[START OF Given information]

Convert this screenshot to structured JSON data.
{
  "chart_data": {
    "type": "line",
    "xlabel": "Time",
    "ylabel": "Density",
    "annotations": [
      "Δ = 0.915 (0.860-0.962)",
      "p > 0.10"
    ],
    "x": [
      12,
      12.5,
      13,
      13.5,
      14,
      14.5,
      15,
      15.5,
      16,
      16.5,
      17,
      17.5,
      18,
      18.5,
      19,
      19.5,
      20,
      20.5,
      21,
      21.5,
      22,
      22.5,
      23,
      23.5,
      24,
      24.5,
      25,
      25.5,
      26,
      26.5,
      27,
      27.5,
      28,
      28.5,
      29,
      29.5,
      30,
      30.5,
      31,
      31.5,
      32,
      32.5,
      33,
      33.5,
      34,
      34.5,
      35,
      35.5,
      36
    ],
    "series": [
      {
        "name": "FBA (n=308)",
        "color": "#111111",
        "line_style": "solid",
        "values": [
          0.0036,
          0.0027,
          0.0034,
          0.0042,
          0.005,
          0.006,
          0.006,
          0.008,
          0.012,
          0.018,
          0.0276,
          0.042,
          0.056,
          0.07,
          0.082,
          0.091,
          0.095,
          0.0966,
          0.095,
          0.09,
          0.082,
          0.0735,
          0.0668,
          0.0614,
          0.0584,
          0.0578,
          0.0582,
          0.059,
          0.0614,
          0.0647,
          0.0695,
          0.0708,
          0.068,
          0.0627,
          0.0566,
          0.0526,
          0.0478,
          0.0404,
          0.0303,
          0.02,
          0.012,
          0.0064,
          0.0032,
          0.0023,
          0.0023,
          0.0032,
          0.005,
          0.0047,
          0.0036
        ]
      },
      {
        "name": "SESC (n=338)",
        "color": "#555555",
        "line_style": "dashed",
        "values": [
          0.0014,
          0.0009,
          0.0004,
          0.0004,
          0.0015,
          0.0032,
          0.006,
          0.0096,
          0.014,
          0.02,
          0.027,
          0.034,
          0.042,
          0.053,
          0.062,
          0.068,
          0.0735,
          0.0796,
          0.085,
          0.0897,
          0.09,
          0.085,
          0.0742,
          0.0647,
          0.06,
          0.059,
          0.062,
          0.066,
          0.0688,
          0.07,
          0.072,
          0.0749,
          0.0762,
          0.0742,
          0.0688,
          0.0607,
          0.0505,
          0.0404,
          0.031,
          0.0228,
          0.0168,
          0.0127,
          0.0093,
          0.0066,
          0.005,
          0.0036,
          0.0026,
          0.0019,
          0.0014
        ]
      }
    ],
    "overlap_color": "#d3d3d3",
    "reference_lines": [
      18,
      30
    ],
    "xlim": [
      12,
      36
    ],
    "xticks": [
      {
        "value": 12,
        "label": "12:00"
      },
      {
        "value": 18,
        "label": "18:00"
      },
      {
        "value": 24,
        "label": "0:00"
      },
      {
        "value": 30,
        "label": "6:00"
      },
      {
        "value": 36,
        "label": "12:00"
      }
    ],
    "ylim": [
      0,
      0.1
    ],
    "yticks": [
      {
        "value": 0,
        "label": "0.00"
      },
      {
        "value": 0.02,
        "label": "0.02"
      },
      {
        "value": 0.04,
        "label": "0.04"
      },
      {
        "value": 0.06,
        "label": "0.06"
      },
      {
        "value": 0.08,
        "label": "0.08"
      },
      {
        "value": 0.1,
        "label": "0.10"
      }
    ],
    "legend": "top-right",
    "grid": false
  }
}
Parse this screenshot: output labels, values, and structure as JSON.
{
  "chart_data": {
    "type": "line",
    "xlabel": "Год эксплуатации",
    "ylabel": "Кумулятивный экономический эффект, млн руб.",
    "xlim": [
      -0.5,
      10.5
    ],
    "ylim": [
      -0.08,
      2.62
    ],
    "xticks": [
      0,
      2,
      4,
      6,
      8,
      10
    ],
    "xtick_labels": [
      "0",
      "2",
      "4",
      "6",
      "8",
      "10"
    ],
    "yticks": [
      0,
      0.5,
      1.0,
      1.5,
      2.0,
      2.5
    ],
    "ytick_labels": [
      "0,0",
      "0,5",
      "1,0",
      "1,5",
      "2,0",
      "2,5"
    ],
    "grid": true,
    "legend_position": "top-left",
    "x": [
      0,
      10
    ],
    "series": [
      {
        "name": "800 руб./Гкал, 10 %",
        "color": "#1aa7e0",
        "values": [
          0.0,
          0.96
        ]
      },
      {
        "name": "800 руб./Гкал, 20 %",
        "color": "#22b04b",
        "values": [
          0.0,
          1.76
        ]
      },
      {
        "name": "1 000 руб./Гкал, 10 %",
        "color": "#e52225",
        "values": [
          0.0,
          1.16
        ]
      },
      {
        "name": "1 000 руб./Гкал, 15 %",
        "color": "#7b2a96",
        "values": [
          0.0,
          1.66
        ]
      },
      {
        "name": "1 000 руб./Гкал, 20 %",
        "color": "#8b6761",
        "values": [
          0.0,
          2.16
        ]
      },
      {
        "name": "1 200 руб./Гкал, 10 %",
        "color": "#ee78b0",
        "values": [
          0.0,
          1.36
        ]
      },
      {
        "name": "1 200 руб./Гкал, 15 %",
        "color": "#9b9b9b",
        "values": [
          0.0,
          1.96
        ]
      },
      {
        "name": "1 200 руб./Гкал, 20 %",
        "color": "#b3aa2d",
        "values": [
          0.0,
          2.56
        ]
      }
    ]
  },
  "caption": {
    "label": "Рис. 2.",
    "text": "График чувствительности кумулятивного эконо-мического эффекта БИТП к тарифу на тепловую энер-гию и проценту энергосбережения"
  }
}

[END OF Given information]

> [What you need to do] Scan the records above for the string "ylabel", then select every line that holds it.

> [Exercise output]
    "ylabel": "Density",
    "ylabel": "Кумулятивный экономический эффект, млн руб.",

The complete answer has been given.